[Begin DOCUMENT]

Syllabus: Parliament-Structure, functioning and conduct of business, institutions and bodies for the protection of vulnerable sections of society

 

Source: TH

 Direction: The article highlights the issues related to the inclusion/exclusion of communities in the SC list.

 

Context: The SC stated it would consider whether to wait for the Justice K.G. Balakrishnan Commission’s report or hear a series of petitions seeking Scheduled Castes quota benefits for Dalit converts to other religions, notably Christianity.

 

Article 341 of the Indian Constitution:

  • Clause (1): The President may with respect to any State/UT and where it is a State after consultation with the Governor, may notify the castes, races or tribes or parts of or groups within castes, races or tribes to be SCs in relation to that State/UT.
  • Clause (2): Parliament may by law include or exclude from the list of SCs specified in a notification issued.

  

Background:

  • Earlier, the SC had sought the Union government’s position on petitions challenging the Constitution (Scheduled Castes) Order of 1950.
  • The Order allows only members of Hindu, Sikh and Buddhist religions to be recognised as SCs.
  • A group seeking inclusion under the Order, is required to show extreme social, educational and economic backwardness arising out of the practice of untouchability.
  • The Union government rejected the possibility of including Dalit Christians and Muslims and recently constituted a new Commission (under former CJI K.G. Balakrishnan) under the Commission of Inquiry Act, 1952 to re-examine their inclusion.

 

A case for inclusion:

  • The existence of caste and caste inequalities among Indian Christians and Indian Muslims.
  • The caste-based discrimination continues even after conversion.
  • The 1st Backward Classes Commission’s report (1953), the Mandal Commission Report, the Ranganath Misra Commission Report, etc., highlight the same fact.

[End DOCUMENT]
[Begin DATASET]

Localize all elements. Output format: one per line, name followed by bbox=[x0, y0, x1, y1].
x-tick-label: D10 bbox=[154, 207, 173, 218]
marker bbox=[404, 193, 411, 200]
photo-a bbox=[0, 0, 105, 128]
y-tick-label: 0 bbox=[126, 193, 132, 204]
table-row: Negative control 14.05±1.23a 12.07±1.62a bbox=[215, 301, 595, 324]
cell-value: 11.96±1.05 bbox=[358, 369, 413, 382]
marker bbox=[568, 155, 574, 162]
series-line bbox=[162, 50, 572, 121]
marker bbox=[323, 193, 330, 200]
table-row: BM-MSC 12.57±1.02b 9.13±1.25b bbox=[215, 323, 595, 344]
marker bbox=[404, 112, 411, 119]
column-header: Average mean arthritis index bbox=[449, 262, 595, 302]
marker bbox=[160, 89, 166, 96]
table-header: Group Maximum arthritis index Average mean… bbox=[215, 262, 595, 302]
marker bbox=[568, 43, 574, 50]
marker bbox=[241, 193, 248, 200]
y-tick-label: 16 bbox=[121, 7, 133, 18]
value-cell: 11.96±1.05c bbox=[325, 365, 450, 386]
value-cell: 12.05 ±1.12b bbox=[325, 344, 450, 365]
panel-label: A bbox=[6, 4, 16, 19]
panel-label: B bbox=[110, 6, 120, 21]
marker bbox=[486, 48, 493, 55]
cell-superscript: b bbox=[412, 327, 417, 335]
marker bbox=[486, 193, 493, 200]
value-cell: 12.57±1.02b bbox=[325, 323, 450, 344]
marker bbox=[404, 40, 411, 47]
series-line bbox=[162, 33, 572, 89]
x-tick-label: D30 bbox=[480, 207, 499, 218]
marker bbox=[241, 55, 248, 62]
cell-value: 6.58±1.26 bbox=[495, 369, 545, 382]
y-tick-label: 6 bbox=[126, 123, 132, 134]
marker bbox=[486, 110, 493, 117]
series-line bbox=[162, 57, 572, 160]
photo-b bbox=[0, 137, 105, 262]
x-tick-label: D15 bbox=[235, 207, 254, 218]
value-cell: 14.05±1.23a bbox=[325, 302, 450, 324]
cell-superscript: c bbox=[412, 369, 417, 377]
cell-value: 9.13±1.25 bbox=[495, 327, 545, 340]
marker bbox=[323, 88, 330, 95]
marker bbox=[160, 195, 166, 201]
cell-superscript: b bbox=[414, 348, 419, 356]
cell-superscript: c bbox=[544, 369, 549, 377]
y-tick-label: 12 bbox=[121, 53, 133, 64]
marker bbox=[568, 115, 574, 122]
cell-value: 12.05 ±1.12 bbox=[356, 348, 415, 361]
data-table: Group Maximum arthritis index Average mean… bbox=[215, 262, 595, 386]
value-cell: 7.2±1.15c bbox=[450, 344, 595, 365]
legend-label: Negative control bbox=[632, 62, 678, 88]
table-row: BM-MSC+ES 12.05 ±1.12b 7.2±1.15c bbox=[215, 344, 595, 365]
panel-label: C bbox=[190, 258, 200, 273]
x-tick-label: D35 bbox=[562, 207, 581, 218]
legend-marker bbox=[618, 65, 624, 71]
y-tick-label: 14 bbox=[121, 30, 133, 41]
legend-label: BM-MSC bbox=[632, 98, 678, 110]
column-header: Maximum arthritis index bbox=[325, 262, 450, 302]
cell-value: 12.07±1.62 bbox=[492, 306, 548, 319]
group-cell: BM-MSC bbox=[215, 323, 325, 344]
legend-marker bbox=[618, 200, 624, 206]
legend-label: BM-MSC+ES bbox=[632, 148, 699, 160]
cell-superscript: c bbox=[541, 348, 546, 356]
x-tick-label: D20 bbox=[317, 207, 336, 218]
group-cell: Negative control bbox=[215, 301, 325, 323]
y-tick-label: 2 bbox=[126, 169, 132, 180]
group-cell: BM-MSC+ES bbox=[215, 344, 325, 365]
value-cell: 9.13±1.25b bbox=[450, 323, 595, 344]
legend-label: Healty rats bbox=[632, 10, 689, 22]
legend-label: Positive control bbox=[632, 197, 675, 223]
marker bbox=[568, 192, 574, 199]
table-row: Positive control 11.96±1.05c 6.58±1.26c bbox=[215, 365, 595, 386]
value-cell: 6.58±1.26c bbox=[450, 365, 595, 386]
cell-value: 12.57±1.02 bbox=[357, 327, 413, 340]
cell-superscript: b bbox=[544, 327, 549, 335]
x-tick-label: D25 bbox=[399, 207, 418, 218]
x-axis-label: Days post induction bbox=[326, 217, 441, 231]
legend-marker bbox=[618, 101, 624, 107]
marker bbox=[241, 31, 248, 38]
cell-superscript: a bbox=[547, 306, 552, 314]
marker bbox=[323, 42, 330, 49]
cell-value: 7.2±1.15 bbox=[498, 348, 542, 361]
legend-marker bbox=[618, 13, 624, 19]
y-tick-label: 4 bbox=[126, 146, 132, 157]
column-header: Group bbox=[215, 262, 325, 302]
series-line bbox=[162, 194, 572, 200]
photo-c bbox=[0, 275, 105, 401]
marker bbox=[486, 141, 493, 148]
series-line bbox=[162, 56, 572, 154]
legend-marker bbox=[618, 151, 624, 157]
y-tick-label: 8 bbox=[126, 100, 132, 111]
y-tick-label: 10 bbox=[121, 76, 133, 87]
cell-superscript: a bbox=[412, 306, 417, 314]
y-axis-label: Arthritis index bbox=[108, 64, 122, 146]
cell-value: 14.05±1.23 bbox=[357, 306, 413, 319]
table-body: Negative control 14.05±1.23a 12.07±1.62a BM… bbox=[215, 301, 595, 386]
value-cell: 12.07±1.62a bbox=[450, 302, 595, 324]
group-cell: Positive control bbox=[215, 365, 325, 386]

[End DATASET]

* [THE TASKS]:
• a. Condense the paragraph beginning "Context: The SC stated" in the text on inclusion in the Scheduled Castes list into one shorter sentence that keeps its main facts.
• b. Reproduce the records word for word, from their first line through the line containing "series-line bbox=[162, 57, 572, 160]", with both of those lines included.

* [RESPONSES BY TASK]:
• a. The SC said it would consider whether to await the Justice K.G. Balakrishnan Commission's report or hear petitions seeking Scheduled Castes quota benefits for Dalit converts to other religions, notably Christianity.

• b.
Localize all elements. Output format: one per line, name followed by bbox=[x0, y0, x1, y1].
x-tick-label: D10 bbox=[154, 207, 173, 218]
marker bbox=[404, 193, 411, 200]
photo-a bbox=[0, 0, 105, 128]
y-tick-label: 0 bbox=[126, 193, 132, 204]
table-row: Negative control 14.05±1.23a 12.07±1.62a bbox=[215, 301, 595, 324]
cell-value: 11.96±1.05 bbox=[358, 369, 413, 382]
marker bbox=[568, 155, 574, 162]
series-line bbox=[162, 50, 572, 121]
marker bbox=[323, 193, 330, 200]
table-row: BM-MSC 12.57±1.02b 9.13±1.25b bbox=[215, 323, 595, 344]
marker bbox=[404, 112, 411, 119]
column-header: Average mean arthritis index bbox=[449, 262, 595, 302]
marker bbox=[160, 89, 166, 96]
table-header: Group Maximum arthritis index Average mean… bbox=[215, 262, 595, 302]
marker bbox=[568, 43, 574, 50]
marker bbox=[241, 193, 248, 200]
y-tick-label: 16 bbox=[121, 7, 133, 18]
value-cell: 11.96±1.05c bbox=[325, 365, 450, 386]
value-cell: 12.05 ±1.12b bbox=[325, 344, 450, 365]
panel-label: A bbox=[6, 4, 16, 19]
panel-label: B bbox=[110, 6, 120, 21]
marker bbox=[486, 48, 493, 55]
cell-superscript: b bbox=[412, 327, 417, 335]
marker bbox=[486, 193, 493, 200]
value-cell: 12.57±1.02b bbox=[325, 323, 450, 344]
marker bbox=[404, 40, 411, 47]
series-line bbox=[162, 33, 572, 89]
x-tick-label: D30 bbox=[480, 207, 499, 218]
marker bbox=[241, 55, 248, 62]
cell-value: 6.58±1.26 bbox=[495, 369, 545, 382]
y-tick-label: 6 bbox=[126, 123, 132, 134]
marker bbox=[486, 110, 493, 117]
series-line bbox=[162, 57, 572, 160]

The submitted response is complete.